What the task requires
Present every line in which the string "Clutch" appears.

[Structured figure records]
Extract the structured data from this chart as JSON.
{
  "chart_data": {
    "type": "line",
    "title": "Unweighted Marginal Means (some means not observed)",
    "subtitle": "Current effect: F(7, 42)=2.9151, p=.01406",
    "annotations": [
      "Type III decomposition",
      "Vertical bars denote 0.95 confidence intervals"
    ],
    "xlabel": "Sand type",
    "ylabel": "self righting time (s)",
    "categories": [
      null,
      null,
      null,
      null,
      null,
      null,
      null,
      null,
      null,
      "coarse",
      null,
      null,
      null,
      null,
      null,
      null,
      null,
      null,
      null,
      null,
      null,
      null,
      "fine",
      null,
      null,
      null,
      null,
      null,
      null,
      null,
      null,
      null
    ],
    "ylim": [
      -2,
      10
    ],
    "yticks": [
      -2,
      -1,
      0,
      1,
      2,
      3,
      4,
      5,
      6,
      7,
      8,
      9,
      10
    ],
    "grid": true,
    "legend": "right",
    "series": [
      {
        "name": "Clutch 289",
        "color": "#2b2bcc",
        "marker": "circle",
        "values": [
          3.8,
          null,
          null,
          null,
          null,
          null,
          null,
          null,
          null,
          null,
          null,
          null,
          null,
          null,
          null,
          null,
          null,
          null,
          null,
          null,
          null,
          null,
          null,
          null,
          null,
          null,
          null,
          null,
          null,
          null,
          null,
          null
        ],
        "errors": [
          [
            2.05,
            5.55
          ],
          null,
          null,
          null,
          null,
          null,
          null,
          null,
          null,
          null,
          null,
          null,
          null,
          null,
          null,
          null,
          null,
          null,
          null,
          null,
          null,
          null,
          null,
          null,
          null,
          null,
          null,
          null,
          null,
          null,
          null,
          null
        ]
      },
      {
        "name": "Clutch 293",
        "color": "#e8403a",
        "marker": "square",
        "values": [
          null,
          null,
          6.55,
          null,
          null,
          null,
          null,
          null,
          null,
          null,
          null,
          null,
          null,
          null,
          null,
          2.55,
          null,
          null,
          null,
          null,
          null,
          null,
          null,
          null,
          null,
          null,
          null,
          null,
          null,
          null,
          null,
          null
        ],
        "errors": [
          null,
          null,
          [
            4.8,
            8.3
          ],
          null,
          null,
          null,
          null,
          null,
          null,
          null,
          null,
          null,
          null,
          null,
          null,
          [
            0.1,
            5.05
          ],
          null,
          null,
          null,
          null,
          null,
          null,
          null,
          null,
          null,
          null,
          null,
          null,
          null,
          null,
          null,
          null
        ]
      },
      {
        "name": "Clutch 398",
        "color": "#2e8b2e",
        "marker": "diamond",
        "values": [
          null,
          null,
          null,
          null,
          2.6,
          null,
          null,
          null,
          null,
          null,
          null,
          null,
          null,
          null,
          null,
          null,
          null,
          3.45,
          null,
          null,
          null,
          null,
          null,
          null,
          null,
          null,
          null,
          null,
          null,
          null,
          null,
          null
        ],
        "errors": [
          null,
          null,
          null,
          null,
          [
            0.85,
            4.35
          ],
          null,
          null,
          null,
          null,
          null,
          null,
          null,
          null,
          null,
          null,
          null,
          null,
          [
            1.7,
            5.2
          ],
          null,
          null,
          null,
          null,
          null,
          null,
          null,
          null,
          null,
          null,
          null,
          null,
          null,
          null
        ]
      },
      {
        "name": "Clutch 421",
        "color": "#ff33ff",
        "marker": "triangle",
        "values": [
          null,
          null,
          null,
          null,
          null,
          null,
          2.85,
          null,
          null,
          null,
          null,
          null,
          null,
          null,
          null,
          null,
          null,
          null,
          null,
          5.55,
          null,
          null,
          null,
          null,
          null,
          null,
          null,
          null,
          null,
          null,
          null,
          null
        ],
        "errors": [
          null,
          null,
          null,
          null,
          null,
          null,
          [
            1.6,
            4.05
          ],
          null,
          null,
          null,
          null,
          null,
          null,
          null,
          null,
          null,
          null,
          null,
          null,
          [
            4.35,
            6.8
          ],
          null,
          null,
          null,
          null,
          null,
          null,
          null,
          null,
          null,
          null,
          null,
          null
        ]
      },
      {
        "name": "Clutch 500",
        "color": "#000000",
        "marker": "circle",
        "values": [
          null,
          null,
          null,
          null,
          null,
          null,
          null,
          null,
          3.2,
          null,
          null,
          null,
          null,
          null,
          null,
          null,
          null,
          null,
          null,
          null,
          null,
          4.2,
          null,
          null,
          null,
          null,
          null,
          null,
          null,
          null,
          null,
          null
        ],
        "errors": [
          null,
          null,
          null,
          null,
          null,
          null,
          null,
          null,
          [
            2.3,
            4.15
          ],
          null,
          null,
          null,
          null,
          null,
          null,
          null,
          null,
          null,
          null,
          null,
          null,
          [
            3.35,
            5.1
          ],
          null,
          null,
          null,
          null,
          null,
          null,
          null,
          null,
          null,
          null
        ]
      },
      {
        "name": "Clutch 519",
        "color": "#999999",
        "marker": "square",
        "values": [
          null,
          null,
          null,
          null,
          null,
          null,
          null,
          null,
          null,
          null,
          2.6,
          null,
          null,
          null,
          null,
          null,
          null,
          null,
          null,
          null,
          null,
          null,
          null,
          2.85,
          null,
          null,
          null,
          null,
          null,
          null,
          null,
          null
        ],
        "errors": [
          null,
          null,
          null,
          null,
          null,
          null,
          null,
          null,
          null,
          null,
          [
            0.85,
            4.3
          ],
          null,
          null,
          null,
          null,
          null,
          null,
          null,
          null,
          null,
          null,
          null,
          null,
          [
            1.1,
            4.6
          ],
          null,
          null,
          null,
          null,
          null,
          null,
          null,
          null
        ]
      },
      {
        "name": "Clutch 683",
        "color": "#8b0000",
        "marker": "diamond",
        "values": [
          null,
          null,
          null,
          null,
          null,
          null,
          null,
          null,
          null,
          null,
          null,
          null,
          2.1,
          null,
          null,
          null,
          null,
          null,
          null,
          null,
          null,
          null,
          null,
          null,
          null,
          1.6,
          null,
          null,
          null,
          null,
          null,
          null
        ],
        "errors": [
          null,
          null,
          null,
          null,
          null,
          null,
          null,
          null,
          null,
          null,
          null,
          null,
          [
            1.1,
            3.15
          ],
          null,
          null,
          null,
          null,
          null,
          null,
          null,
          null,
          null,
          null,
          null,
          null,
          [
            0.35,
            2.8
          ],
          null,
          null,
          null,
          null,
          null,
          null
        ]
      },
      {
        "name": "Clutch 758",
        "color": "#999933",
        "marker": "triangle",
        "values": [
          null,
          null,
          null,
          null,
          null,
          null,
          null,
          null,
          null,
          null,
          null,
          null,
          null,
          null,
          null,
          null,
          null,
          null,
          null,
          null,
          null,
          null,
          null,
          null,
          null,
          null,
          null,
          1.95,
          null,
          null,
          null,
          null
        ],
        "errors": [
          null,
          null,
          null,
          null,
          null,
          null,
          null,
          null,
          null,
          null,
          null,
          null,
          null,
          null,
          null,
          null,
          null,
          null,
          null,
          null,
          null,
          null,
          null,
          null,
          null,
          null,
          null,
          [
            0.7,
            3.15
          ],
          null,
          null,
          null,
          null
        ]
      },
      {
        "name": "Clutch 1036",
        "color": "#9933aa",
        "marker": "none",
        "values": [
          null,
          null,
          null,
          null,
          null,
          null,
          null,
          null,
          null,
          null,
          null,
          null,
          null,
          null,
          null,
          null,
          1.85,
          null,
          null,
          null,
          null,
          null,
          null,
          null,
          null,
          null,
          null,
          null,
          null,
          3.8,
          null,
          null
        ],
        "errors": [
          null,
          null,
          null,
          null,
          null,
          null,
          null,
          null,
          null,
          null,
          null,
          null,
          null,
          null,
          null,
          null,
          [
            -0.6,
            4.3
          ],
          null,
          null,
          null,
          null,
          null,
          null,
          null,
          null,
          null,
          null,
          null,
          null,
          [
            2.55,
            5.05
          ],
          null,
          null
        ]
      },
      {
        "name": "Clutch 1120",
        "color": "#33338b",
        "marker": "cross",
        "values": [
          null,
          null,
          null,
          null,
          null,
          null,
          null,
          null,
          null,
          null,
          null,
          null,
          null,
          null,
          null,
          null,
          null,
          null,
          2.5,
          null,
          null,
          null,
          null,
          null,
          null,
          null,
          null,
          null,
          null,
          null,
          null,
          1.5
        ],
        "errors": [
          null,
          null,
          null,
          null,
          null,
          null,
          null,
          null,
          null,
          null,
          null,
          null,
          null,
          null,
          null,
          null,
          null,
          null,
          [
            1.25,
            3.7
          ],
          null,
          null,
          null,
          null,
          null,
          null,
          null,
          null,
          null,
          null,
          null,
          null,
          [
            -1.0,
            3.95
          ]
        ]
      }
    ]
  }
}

Task output
        "name": "Clutch 289",
        "name": "Clutch 293",
        "name": "Clutch 398",
        "name": "Clutch 421",
        "name": "Clutch 500",
        "name": "Clutch 519",
        "name": "Clutch 683",
        "name": "Clutch 758",
        "name": "Clutch 1036",
        "name": "Clutch 1120",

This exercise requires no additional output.